:: EXERCISE TASK ::
Below are the records; locate each line with the word "image" and copy it.

:: MATERIAL FOR THIS TASK ::
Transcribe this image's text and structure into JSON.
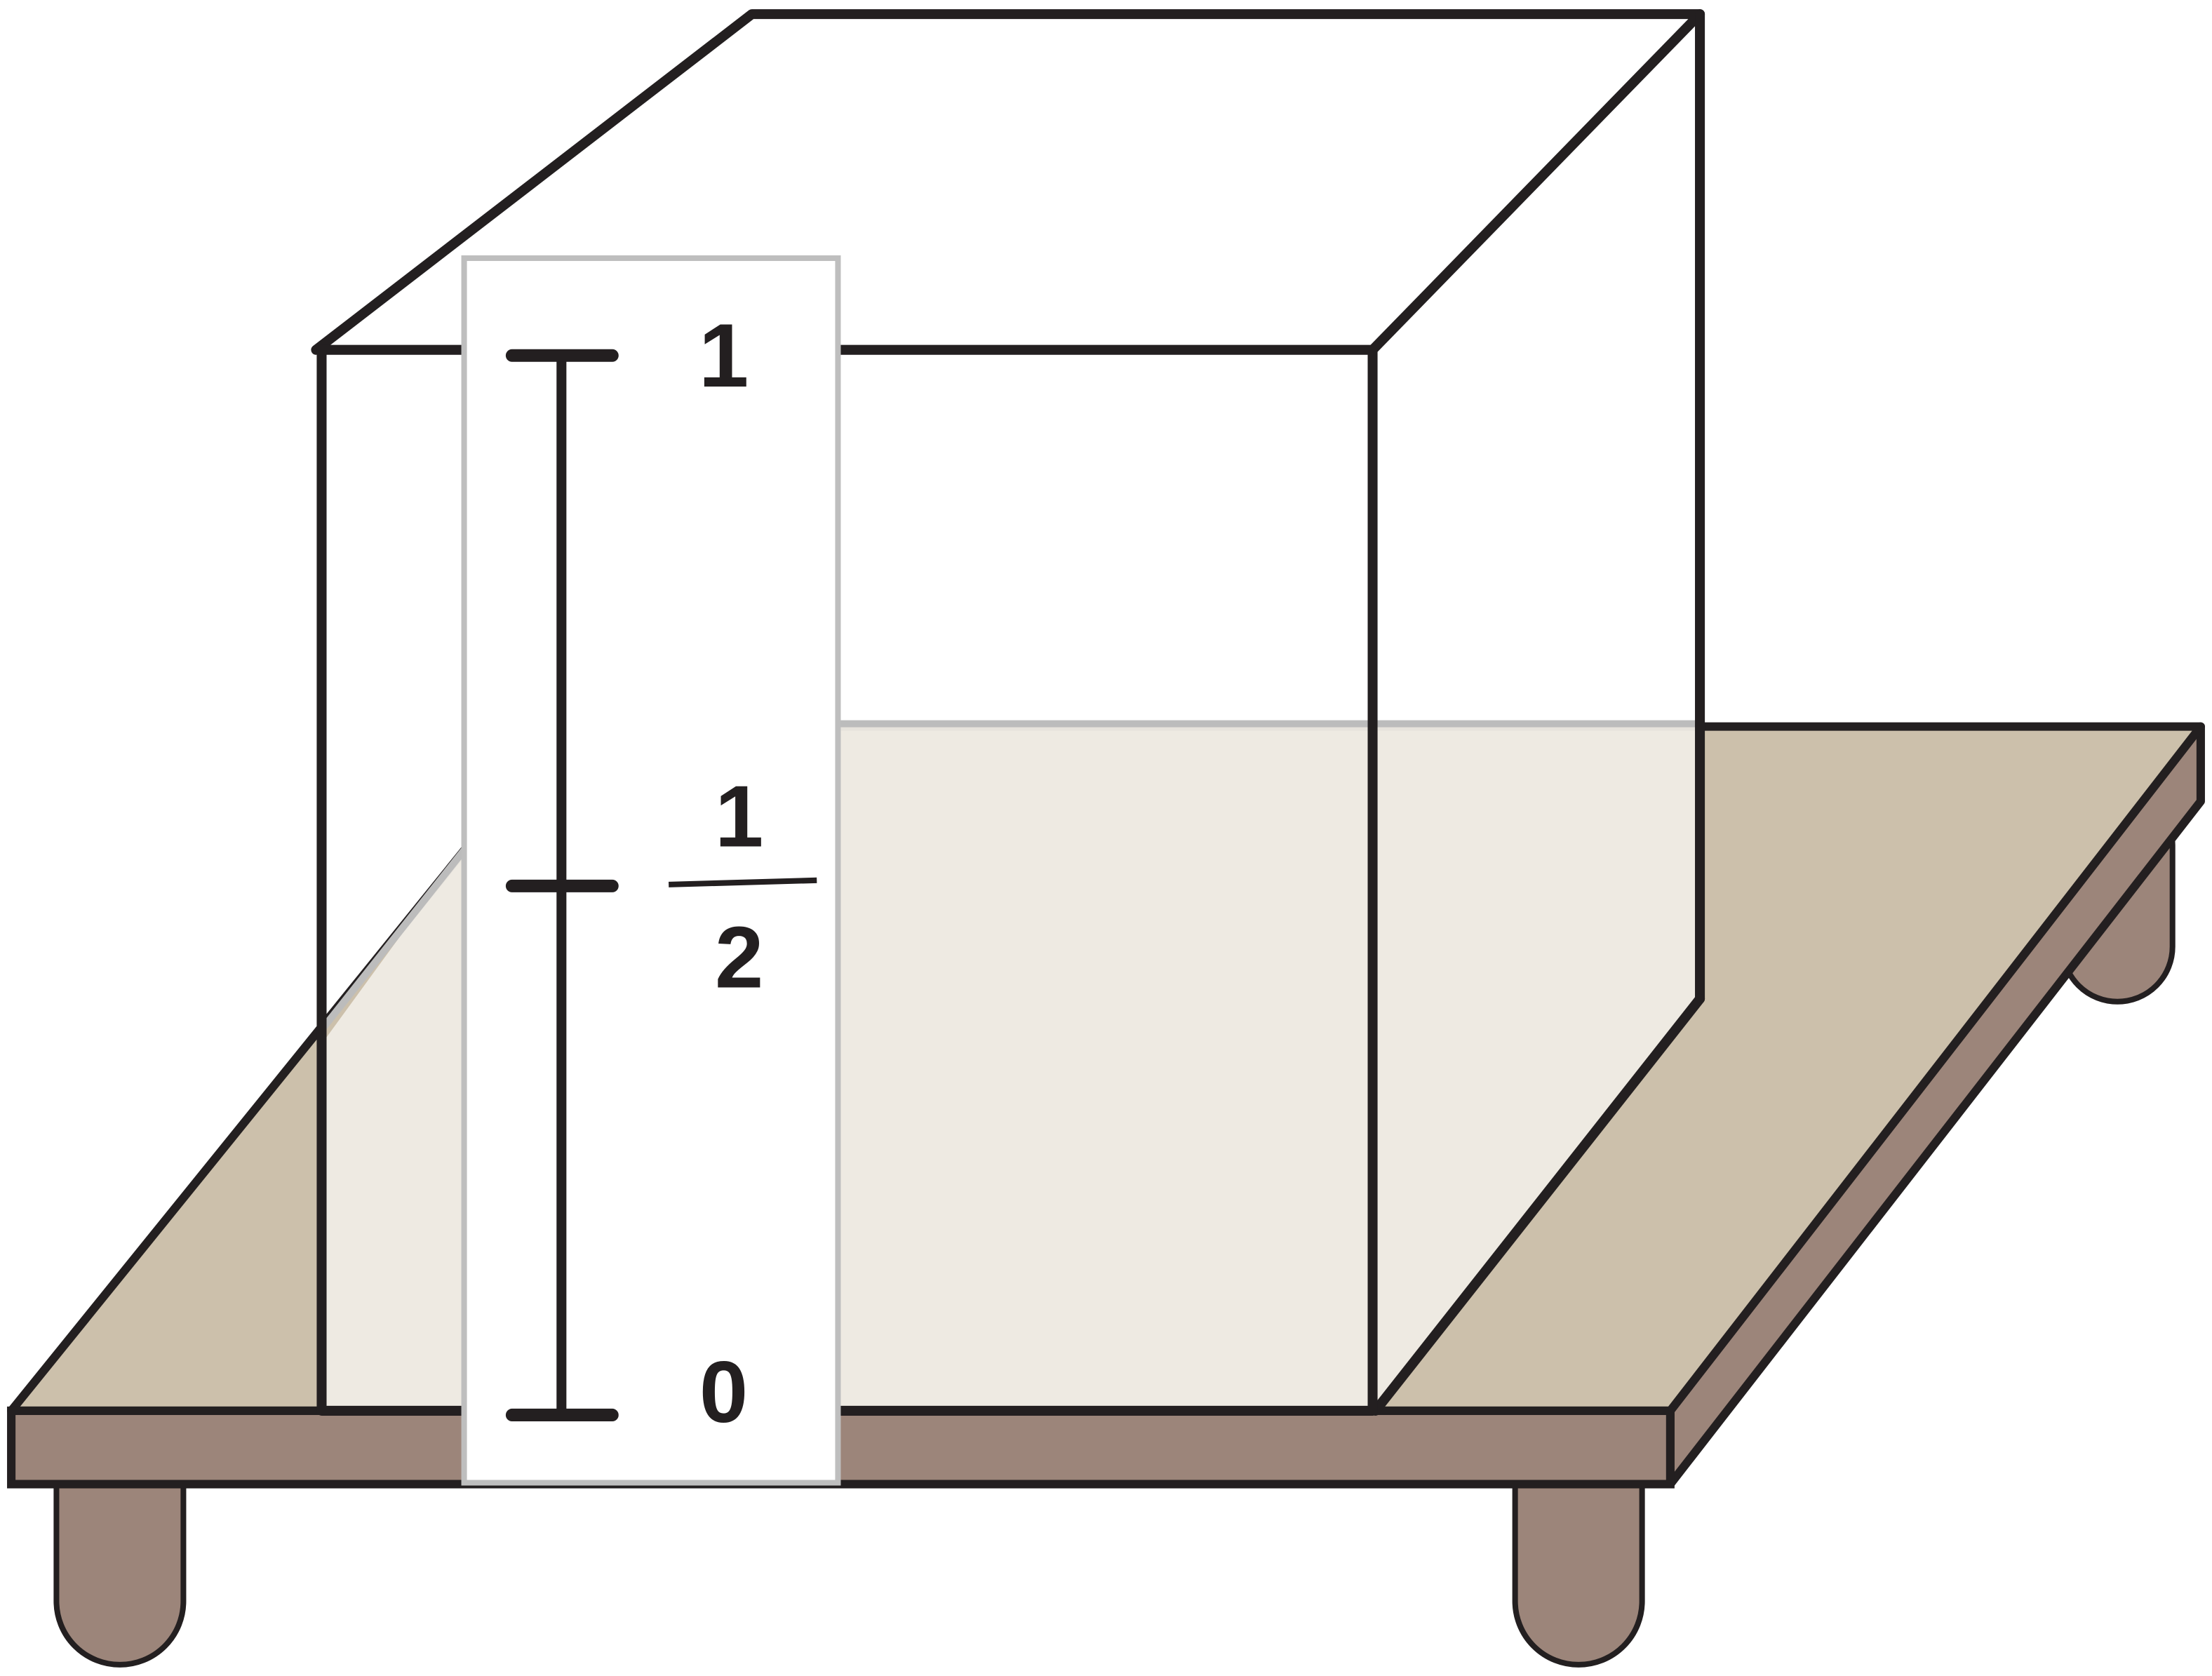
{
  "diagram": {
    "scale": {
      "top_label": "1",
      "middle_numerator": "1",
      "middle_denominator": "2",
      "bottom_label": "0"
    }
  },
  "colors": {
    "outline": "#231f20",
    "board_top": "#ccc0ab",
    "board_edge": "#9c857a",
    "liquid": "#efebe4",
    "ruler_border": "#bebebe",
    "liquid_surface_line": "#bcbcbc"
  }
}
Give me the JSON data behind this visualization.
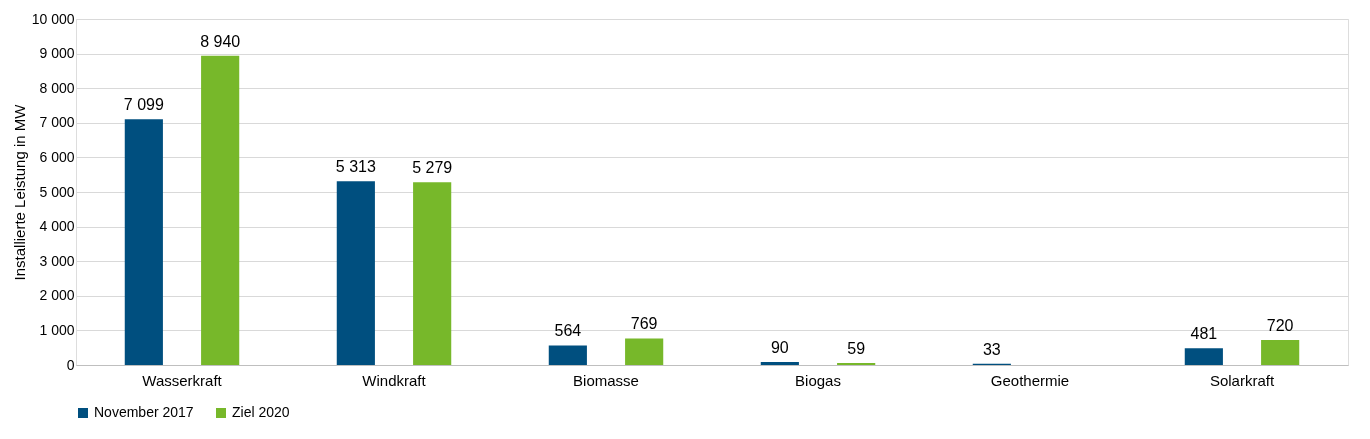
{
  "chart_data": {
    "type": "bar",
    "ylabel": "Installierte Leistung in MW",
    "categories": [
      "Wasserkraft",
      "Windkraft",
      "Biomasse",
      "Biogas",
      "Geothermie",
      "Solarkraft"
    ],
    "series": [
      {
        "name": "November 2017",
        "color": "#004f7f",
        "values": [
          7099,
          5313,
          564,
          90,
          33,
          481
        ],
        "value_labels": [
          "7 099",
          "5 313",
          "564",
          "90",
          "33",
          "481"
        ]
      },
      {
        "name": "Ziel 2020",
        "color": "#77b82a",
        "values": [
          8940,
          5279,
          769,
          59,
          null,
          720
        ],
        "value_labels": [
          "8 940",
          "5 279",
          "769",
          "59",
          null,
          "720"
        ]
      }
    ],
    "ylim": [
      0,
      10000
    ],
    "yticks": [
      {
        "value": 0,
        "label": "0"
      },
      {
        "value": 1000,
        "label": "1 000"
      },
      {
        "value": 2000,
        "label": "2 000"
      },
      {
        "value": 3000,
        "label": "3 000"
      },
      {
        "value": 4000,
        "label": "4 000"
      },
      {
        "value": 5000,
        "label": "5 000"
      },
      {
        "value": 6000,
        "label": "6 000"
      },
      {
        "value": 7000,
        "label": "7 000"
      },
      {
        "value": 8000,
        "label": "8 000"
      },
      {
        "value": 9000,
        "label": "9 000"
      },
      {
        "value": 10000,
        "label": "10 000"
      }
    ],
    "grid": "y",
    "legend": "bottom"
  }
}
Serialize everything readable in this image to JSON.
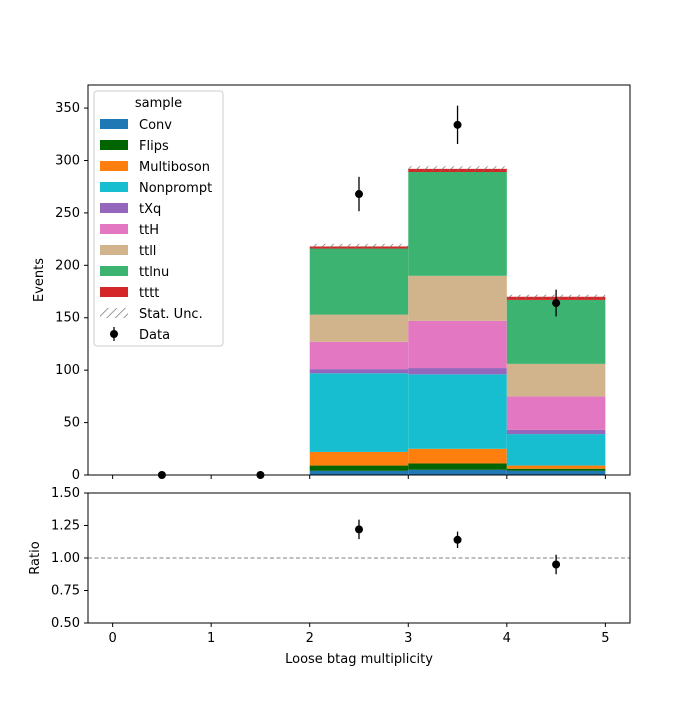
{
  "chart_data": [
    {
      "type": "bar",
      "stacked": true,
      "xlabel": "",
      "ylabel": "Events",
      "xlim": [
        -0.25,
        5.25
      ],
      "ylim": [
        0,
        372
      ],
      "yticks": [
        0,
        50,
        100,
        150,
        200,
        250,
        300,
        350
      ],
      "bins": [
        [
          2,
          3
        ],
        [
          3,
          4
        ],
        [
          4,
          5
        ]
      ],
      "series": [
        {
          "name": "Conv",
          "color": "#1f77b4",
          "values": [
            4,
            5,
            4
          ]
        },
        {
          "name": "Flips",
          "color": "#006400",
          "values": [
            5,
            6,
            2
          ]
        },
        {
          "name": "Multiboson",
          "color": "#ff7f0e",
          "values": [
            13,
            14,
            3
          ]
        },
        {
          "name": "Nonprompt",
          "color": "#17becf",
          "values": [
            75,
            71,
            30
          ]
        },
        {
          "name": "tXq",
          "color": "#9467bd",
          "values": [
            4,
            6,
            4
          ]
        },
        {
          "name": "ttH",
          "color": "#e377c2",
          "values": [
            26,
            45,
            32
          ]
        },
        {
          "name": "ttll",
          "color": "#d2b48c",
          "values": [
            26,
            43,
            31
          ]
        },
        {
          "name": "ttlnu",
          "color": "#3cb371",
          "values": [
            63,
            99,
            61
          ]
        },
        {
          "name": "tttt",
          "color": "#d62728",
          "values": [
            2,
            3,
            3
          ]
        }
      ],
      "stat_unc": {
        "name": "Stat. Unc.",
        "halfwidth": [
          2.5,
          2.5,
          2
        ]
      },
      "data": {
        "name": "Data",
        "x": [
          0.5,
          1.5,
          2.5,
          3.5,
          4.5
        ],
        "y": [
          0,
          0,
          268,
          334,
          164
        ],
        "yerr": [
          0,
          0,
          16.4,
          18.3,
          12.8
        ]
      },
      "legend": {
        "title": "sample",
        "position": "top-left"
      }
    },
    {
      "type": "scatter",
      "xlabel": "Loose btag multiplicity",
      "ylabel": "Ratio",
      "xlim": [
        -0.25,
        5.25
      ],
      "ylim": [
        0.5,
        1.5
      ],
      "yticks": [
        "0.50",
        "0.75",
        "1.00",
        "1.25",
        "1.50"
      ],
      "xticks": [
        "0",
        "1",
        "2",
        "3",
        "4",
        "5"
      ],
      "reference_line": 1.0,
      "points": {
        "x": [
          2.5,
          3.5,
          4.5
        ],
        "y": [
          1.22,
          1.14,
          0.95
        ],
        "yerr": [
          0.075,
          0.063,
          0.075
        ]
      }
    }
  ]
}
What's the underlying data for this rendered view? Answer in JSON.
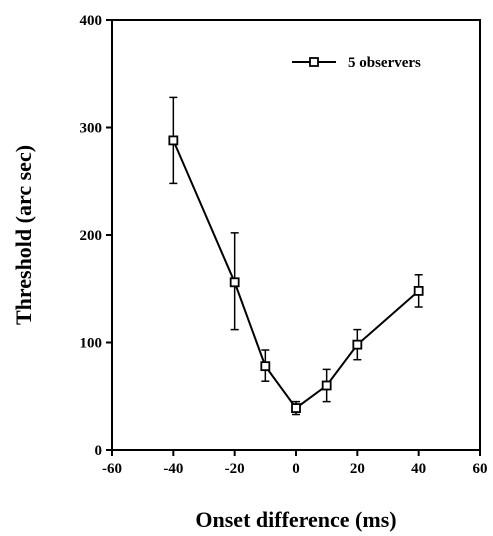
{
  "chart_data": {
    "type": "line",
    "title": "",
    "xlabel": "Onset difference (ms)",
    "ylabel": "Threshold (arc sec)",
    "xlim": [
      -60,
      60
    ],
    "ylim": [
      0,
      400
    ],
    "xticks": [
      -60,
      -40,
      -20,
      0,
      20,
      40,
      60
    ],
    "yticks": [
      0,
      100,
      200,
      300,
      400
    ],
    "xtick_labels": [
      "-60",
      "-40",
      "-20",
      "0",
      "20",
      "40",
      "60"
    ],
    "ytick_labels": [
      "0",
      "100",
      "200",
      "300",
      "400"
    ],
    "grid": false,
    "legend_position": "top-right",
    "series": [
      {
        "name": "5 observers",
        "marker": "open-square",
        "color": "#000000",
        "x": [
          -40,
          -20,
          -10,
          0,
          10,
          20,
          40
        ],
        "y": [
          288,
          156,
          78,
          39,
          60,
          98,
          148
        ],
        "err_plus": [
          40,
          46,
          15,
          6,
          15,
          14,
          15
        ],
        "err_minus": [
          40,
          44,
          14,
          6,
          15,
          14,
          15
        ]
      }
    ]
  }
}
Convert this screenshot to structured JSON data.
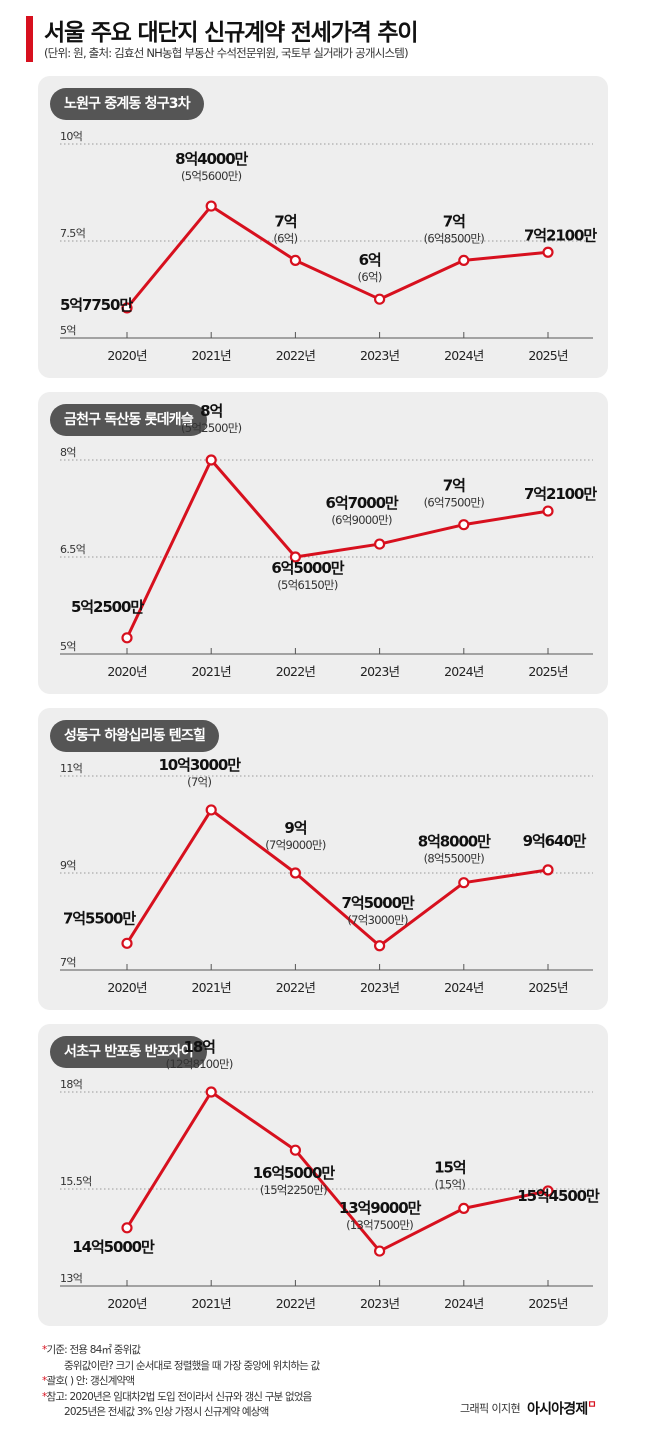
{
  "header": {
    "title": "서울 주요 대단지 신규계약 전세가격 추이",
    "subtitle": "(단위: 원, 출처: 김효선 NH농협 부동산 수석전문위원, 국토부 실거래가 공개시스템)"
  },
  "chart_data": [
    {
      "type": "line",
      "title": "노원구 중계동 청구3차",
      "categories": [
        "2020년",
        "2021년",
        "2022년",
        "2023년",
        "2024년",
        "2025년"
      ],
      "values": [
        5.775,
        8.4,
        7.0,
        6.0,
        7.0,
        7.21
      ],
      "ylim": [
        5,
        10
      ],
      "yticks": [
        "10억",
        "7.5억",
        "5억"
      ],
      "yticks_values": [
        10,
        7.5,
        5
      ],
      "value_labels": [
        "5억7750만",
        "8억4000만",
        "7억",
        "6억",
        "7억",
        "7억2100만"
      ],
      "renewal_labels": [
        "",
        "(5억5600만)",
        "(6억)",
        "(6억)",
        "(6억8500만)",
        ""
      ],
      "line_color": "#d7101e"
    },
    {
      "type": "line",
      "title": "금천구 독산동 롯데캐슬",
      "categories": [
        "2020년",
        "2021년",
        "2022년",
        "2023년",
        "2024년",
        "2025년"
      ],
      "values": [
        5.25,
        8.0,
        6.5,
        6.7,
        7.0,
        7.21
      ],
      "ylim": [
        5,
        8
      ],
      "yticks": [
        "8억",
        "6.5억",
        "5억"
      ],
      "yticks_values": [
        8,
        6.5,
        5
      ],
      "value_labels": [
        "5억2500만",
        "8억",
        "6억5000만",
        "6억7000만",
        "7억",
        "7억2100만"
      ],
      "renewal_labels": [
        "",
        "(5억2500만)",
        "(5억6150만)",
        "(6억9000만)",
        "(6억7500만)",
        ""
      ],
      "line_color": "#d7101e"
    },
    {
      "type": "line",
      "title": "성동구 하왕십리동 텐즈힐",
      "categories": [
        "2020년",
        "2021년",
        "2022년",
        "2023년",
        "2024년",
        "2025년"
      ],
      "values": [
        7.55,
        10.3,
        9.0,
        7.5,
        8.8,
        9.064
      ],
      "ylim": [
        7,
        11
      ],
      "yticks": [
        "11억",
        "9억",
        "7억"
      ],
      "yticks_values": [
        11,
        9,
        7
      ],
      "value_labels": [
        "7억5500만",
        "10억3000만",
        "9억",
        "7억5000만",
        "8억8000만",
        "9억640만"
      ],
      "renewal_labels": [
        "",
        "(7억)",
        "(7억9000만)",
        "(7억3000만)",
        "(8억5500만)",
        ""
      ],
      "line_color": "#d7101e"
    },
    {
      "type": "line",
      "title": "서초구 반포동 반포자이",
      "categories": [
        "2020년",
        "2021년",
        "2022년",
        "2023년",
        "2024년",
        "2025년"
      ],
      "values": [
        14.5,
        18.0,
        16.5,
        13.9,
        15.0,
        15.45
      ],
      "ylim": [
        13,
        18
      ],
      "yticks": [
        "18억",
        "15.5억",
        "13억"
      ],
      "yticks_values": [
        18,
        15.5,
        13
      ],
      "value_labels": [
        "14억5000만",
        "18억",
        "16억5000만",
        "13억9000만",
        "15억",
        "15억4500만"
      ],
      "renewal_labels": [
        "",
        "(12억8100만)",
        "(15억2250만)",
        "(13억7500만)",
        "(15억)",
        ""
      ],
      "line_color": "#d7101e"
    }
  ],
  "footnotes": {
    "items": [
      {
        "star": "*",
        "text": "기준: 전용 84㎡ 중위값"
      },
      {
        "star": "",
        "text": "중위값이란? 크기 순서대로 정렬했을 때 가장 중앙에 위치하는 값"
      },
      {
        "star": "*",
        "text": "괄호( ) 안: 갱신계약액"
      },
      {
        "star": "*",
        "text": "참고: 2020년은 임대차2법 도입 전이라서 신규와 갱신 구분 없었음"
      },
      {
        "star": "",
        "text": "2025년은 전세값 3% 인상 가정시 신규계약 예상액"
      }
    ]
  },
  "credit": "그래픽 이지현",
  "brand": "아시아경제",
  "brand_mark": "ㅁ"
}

:: COMPLETED TASK ::
Transcribe this image's text and structure into JSON.
Serialize everything readable in this image to JSON.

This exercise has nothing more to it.